### Your objective
Make an exact copy of all the data.

Collection entries:
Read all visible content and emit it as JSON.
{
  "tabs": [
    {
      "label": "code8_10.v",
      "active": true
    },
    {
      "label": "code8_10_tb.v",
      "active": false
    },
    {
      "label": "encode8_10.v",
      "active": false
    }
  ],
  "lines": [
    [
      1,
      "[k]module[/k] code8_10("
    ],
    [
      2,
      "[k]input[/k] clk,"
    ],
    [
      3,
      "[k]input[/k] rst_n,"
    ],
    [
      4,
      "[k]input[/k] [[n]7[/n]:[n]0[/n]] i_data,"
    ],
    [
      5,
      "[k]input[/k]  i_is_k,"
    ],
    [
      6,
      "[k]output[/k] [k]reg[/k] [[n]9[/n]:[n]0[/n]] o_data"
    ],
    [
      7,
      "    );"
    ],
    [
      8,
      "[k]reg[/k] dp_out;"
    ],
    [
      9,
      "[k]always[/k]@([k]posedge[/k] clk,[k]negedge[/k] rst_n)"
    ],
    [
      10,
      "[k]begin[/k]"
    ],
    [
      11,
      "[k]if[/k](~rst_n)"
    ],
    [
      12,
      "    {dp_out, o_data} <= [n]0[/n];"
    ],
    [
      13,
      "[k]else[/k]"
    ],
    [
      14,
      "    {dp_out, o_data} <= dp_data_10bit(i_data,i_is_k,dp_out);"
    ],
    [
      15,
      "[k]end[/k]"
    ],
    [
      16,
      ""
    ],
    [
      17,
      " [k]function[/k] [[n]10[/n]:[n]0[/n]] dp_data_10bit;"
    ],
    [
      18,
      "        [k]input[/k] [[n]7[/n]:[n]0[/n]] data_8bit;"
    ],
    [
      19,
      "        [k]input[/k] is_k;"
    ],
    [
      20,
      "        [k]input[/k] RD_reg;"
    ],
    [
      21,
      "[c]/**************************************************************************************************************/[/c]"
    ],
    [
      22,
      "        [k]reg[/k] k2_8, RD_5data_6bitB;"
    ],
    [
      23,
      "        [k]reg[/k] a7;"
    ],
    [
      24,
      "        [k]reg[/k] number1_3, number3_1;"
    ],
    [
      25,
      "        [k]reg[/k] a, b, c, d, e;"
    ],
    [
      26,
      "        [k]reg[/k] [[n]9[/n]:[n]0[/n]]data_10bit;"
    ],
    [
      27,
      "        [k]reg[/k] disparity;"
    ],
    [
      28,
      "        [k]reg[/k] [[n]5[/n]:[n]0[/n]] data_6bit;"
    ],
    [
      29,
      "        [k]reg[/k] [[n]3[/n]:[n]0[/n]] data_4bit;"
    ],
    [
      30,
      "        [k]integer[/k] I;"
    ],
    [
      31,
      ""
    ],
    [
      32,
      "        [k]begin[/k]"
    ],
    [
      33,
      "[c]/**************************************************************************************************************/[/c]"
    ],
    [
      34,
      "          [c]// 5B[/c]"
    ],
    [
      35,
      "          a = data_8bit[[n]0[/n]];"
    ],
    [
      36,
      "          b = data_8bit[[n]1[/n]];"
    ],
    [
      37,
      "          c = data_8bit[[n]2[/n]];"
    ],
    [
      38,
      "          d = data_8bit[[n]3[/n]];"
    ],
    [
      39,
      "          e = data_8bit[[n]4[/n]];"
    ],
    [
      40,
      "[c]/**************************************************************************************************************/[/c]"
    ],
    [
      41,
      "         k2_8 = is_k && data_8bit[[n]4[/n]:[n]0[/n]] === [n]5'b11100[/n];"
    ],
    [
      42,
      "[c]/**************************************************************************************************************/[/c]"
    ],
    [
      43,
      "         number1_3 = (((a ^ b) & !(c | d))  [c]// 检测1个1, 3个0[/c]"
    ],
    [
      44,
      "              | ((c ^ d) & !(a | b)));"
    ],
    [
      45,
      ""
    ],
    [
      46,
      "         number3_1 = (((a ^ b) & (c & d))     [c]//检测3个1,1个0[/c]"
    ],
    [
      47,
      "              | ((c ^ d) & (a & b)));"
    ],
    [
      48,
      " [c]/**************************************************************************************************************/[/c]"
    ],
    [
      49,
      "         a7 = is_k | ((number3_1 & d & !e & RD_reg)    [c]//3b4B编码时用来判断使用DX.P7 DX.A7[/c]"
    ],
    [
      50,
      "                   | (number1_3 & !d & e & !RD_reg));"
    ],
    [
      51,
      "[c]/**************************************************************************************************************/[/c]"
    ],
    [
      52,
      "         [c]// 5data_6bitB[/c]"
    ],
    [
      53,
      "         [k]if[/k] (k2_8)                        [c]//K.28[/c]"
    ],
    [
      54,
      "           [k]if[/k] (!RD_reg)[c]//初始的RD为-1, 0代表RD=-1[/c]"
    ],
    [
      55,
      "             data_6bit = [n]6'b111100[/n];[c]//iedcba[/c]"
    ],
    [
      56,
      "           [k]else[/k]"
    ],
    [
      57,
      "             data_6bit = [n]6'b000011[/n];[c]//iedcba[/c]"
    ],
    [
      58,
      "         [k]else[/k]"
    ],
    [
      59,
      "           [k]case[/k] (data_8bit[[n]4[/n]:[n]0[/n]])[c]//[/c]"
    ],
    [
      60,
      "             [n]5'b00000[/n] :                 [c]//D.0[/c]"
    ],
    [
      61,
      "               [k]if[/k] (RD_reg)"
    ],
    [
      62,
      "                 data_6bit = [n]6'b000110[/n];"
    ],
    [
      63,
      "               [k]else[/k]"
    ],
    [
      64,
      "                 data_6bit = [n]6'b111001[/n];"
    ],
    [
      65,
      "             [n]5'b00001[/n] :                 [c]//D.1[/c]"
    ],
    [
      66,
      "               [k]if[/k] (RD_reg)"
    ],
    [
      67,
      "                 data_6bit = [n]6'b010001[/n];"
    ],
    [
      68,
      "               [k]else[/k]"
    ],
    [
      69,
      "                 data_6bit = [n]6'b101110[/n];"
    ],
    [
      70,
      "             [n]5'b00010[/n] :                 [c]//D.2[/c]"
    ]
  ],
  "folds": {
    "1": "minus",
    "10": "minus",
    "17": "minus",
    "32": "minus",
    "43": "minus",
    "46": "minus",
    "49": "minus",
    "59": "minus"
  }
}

### Exercise result
Read all visible content and emit it as JSON.
{
  "tabs": [
    {
      "label": "code8_10.v",
      "active": true
    },
    {
      "label": "code8_10_tb.v",
      "active": false
    },
    {
      "label": "encode8_10.v",
      "active": false
    }
  ],
  "lines": [
    [
      1,
      "[k]module[/k] code8_10("
    ],
    [
      2,
      "[k]input[/k] clk,"
    ],
    [
      3,
      "[k]input[/k] rst_n,"
    ],
    [
      4,
      "[k]input[/k] [[n]7[/n]:[n]0[/n]] i_data,"
    ],
    [
      5,
      "[k]input[/k]  i_is_k,"
    ],
    [
      6,
      "[k]output[/k] [k]reg[/k] [[n]9[/n]:[n]0[/n]] o_data"
    ],
    [
      7,
      "    );"
    ],
    [
      8,
      "[k]reg[/k] dp_out;"
    ],
    [
      9,
      "[k]always[/k]@([k]posedge[/k] clk,[k]negedge[/k] rst_n)"
    ],
    [
      10,
      "[k]begin[/k]"
    ],
    [
      11,
      "[k]if[/k](~rst_n)"
    ],
    [
      12,
      "    {dp_out, o_data} <= [n]0[/n];"
    ],
    [
      13,
      "[k]else[/k]"
    ],
    [
      14,
      "    {dp_out, o_data} <= dp_data_10bit(i_data,i_is_k,dp_out);"
    ],
    [
      15,
      "[k]end[/k]"
    ],
    [
      16,
      ""
    ],
    [
      17,
      " [k]function[/k] [[n]10[/n]:[n]0[/n]] dp_data_10bit;"
    ],
    [
      18,
      "        [k]input[/k] [[n]7[/n]:[n]0[/n]] data_8bit;"
    ],
    [
      19,
      "        [k]input[/k] is_k;"
    ],
    [
      20,
      "        [k]input[/k] RD_reg;"
    ],
    [
      21,
      "[c]/**************************************************************************************************************/[/c]"
    ],
    [
      22,
      "        [k]reg[/k] k2_8, RD_5data_6bitB;"
    ],
    [
      23,
      "        [k]reg[/k] a7;"
    ],
    [
      24,
      "        [k]reg[/k] number1_3, number3_1;"
    ],
    [
      25,
      "        [k]reg[/k] a, b, c, d, e;"
    ],
    [
      26,
      "        [k]reg[/k] [[n]9[/n]:[n]0[/n]]data_10bit;"
    ],
    [
      27,
      "        [k]reg[/k] disparity;"
    ],
    [
      28,
      "        [k]reg[/k] [[n]5[/n]:[n]0[/n]] data_6bit;"
    ],
    [
      29,
      "        [k]reg[/k] [[n]3[/n]:[n]0[/n]] data_4bit;"
    ],
    [
      30,
      "        [k]integer[/k] I;"
    ],
    [
      31,
      ""
    ],
    [
      32,
      "        [k]begin[/k]"
    ],
    [
      33,
      "[c]/**************************************************************************************************************/[/c]"
    ],
    [
      34,
      "          [c]// 5B[/c]"
    ],
    [
      35,
      "          a = data_8bit[[n]0[/n]];"
    ],
    [
      36,
      "          b = data_8bit[[n]1[/n]];"
    ],
    [
      37,
      "          c = data_8bit[[n]2[/n]];"
    ],
    [
      38,
      "          d = data_8bit[[n]3[/n]];"
    ],
    [
      39,
      "          e = data_8bit[[n]4[/n]];"
    ],
    [
      40,
      "[c]/**************************************************************************************************************/[/c]"
    ],
    [
      41,
      "         k2_8 = is_k && data_8bit[[n]4[/n]:[n]0[/n]] === [n]5'b11100[/n];"
    ],
    [
      42,
      "[c]/**************************************************************************************************************/[/c]"
    ],
    [
      43,
      "         number1_3 = (((a ^ b) & !(c | d))  [c]// 检测1个1, 3个0[/c]"
    ],
    [
      44,
      "              | ((c ^ d) & !(a | b)));"
    ],
    [
      45,
      ""
    ],
    [
      46,
      "         number3_1 = (((a ^ b) & (c & d))     [c]//检测3个1,1个0[/c]"
    ],
    [
      47,
      "              | ((c ^ d) & (a & b)));"
    ],
    [
      48,
      " [c]/**************************************************************************************************************/[/c]"
    ],
    [
      49,
      "         a7 = is_k | ((number3_1 & d & !e & RD_reg)    [c]//3b4B编码时用来判断使用DX.P7 DX.A7[/c]"
    ],
    [
      50,
      "                   | (number1_3 & !d & e & !RD_reg));"
    ],
    [
      51,
      "[c]/**************************************************************************************************************/[/c]"
    ],
    [
      52,
      "         [c]// 5data_6bitB[/c]"
    ],
    [
      53,
      "         [k]if[/k] (k2_8)                        [c]//K.28[/c]"
    ],
    [
      54,
      "           [k]if[/k] (!RD_reg)[c]//初始的RD为-1, 0代表RD=-1[/c]"
    ],
    [
      55,
      "             data_6bit = [n]6'b111100[/n];[c]//iedcba[/c]"
    ],
    [
      56,
      "           [k]else[/k]"
    ],
    [
      57,
      "             data_6bit = [n]6'b000011[/n];[c]//iedcba[/c]"
    ],
    [
      58,
      "         [k]else[/k]"
    ],
    [
      59,
      "           [k]case[/k] (data_8bit[[n]4[/n]:[n]0[/n]])[c]//[/c]"
    ],
    [
      60,
      "             [n]5'b00000[/n] :                 [c]//D.0[/c]"
    ],
    [
      61,
      "               [k]if[/k] (RD_reg)"
    ],
    [
      62,
      "                 data_6bit = [n]6'b000110[/n];"
    ],
    [
      63,
      "               [k]else[/k]"
    ],
    [
      64,
      "                 data_6bit = [n]6'b111001[/n];"
    ],
    [
      65,
      "             [n]5'b00001[/n] :                 [c]//D.1[/c]"
    ],
    [
      66,
      "               [k]if[/k] (RD_reg)"
    ],
    [
      67,
      "                 data_6bit = [n]6'b010001[/n];"
    ],
    [
      68,
      "               [k]else[/k]"
    ],
    [
      69,
      "                 data_6bit = [n]6'b101110[/n];"
    ],
    [
      70,
      "             [n]5'b00010[/n] :                 [c]//D.2[/c]"
    ]
  ],
  "folds": {
    "1": "minus",
    "10": "minus",
    "17": "minus",
    "32": "minus",
    "43": "minus",
    "46": "minus",
    "49": "minus",
    "59": "minus"
  }
}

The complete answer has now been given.